(Items from a dataset)

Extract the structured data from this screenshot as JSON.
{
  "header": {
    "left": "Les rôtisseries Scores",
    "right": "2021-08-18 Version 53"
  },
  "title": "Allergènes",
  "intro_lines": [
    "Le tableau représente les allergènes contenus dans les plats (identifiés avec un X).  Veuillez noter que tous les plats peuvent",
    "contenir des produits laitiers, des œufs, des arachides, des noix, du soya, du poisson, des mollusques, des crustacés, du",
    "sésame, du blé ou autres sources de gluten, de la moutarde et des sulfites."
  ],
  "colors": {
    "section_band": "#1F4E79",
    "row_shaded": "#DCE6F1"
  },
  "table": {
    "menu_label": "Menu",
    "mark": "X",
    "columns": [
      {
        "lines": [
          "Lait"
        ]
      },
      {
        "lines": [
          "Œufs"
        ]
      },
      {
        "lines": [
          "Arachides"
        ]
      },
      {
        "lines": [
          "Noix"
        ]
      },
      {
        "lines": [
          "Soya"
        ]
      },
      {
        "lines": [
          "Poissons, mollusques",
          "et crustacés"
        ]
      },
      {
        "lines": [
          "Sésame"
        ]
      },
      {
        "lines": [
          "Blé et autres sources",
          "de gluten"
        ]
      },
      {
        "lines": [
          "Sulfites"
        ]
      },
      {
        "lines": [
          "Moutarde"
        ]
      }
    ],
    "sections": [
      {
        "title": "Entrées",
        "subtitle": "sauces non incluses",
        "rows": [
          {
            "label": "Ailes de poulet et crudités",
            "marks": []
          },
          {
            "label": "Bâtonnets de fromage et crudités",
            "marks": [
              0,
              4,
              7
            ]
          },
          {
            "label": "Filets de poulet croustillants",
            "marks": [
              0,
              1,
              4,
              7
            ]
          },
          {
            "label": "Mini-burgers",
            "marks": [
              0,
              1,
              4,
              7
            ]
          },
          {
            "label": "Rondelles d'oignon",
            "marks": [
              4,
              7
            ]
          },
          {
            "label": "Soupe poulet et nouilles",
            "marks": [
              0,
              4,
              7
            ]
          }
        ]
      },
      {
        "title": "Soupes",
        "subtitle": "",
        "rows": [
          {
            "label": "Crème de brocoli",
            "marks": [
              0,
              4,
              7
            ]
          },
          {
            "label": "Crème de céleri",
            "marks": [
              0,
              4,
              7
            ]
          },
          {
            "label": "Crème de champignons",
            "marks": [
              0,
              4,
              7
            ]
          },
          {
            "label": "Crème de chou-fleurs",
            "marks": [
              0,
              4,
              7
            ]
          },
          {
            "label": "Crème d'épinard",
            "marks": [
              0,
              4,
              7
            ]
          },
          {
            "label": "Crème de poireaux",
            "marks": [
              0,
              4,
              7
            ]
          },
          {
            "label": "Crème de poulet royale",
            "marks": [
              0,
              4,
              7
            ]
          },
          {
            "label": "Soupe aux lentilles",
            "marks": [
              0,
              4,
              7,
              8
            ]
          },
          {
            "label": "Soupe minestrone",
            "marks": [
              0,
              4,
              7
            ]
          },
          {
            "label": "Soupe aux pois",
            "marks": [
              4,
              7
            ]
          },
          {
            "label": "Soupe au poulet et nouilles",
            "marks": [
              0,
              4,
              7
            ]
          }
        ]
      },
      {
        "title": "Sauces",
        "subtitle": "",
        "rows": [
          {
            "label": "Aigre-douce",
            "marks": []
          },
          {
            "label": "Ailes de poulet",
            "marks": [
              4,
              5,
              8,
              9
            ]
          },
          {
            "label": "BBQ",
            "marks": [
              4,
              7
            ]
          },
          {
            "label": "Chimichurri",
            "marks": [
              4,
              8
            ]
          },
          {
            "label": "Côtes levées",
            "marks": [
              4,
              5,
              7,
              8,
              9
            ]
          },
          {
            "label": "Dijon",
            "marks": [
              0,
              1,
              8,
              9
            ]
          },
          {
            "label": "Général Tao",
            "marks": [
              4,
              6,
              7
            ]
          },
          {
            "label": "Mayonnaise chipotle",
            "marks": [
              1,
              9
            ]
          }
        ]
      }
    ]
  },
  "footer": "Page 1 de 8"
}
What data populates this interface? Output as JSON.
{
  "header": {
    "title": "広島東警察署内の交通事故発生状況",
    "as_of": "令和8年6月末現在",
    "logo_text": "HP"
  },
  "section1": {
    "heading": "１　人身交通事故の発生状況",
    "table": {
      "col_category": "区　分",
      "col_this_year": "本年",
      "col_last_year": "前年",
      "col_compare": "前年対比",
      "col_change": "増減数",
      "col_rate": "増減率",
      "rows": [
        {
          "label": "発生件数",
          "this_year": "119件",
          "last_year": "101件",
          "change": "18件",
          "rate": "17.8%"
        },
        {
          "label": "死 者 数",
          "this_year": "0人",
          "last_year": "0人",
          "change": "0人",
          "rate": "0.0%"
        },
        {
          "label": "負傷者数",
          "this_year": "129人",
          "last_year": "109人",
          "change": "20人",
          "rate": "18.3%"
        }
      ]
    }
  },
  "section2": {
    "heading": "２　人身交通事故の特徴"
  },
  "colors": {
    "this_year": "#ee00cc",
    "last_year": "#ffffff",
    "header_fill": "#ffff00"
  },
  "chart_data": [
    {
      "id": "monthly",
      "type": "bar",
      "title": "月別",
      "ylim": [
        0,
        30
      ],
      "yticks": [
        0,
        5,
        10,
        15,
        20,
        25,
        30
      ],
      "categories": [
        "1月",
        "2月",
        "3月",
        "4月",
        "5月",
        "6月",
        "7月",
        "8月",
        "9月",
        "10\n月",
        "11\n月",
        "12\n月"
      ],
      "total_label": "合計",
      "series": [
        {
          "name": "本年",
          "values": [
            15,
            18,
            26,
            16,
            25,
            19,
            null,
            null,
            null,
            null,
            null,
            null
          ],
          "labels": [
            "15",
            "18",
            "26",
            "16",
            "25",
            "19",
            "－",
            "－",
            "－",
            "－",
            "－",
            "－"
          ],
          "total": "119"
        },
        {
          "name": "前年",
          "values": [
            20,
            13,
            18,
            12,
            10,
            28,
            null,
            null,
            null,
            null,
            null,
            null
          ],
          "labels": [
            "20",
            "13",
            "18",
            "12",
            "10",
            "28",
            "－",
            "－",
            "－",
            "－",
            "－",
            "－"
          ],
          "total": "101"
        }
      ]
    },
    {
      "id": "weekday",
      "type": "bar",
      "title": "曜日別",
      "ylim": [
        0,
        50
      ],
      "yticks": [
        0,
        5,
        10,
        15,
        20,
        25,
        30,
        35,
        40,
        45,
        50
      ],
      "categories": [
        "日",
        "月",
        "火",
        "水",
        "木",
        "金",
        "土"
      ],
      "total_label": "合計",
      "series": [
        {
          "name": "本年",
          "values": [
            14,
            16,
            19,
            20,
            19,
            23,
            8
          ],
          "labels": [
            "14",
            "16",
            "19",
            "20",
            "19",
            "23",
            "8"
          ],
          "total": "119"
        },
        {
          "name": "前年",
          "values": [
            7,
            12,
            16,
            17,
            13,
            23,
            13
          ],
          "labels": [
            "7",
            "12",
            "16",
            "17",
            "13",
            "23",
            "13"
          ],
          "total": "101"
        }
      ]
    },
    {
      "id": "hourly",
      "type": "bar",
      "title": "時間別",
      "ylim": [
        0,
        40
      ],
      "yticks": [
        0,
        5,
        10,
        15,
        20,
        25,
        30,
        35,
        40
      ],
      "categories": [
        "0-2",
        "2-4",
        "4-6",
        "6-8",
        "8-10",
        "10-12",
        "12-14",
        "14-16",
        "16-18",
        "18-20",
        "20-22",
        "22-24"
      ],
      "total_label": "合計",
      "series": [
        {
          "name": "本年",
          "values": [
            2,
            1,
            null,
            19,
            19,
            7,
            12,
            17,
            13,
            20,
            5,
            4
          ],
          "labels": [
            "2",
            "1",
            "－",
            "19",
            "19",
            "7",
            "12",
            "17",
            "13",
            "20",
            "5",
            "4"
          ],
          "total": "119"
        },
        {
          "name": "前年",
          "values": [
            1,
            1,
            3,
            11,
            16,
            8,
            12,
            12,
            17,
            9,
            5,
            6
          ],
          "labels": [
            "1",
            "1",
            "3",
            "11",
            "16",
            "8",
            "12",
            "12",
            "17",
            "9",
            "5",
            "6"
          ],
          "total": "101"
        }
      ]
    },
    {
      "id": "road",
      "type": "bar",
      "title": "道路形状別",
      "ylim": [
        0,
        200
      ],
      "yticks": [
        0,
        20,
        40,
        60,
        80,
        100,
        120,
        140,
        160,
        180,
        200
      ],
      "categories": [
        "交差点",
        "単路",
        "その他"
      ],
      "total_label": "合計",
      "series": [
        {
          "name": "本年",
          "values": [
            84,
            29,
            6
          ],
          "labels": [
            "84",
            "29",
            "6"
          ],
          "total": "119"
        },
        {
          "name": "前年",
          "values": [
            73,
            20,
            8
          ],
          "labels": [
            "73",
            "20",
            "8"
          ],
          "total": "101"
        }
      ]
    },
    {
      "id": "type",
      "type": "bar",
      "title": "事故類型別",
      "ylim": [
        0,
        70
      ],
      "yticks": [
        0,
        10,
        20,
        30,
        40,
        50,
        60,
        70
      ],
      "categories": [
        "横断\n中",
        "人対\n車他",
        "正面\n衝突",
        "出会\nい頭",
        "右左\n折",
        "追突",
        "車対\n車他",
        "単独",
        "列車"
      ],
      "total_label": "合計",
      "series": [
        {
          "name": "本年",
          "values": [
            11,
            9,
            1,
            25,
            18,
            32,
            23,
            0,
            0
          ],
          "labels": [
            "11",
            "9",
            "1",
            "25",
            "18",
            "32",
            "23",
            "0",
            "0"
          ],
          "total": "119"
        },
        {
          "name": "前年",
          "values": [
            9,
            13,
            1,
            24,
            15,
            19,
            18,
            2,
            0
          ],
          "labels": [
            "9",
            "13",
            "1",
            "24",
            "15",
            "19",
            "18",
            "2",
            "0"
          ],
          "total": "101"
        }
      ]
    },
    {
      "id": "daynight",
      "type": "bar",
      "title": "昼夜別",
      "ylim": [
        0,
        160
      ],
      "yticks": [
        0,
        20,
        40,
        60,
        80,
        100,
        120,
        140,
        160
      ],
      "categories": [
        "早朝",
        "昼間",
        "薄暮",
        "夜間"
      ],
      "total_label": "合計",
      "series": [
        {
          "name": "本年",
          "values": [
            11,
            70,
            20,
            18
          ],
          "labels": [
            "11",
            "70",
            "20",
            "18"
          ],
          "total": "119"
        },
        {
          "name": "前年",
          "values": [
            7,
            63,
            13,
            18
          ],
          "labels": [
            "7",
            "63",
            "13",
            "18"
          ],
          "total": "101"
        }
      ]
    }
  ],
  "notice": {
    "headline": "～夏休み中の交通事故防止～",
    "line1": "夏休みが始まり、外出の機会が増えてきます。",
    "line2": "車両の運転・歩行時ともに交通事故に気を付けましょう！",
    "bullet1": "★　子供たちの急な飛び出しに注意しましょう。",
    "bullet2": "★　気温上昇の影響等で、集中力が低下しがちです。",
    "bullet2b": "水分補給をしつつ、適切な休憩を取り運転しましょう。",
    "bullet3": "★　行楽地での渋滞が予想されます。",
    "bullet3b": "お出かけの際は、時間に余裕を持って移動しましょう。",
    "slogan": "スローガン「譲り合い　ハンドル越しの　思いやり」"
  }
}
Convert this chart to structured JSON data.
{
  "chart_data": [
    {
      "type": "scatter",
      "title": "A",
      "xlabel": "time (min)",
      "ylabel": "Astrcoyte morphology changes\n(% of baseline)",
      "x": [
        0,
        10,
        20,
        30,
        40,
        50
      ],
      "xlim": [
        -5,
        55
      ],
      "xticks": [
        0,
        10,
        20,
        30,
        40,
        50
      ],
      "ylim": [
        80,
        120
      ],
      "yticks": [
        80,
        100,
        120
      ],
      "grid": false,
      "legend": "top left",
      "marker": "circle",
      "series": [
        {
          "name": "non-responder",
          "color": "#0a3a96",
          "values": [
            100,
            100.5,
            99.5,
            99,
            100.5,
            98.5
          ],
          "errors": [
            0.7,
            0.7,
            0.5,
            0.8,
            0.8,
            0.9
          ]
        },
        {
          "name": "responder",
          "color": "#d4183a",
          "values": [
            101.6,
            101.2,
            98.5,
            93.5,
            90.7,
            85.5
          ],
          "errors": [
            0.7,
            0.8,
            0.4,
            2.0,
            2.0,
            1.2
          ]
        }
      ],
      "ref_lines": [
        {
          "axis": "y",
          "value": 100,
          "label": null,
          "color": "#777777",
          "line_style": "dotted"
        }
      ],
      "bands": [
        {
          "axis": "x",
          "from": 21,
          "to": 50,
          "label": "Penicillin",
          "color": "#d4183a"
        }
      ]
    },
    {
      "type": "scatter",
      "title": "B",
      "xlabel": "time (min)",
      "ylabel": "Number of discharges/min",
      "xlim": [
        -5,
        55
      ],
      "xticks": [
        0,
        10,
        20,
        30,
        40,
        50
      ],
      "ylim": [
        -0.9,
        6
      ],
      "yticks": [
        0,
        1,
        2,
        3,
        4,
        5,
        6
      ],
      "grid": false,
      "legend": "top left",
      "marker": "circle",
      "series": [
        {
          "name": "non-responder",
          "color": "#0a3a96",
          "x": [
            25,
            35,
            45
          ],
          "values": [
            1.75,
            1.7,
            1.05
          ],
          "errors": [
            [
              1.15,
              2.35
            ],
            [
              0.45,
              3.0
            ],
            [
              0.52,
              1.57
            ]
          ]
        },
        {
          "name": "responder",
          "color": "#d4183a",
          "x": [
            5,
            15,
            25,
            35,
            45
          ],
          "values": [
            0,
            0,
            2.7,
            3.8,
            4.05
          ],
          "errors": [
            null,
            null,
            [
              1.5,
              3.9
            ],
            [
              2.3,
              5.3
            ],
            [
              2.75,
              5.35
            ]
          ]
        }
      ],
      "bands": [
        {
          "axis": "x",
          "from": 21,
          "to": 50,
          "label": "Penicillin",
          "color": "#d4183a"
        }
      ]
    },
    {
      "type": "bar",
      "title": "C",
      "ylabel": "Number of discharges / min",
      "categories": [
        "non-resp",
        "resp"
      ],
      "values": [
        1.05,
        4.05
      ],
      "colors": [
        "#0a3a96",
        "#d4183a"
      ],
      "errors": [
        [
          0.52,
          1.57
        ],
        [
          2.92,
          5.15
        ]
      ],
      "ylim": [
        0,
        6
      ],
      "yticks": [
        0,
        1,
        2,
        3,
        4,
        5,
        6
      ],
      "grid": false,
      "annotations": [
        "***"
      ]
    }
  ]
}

Exercise description
Search the data above for lines holding "Crème" and copy each of them.

Solved problem
            "label": "Crème de brocoli",
            "label": "Crème de céleri",
            "label": "Crème de champignons",
            "label": "Crème de chou-fleurs",
            "label": "Crème d'épinard",
            "label": "Crème de poireaux",
            "label": "Crème de poulet royale",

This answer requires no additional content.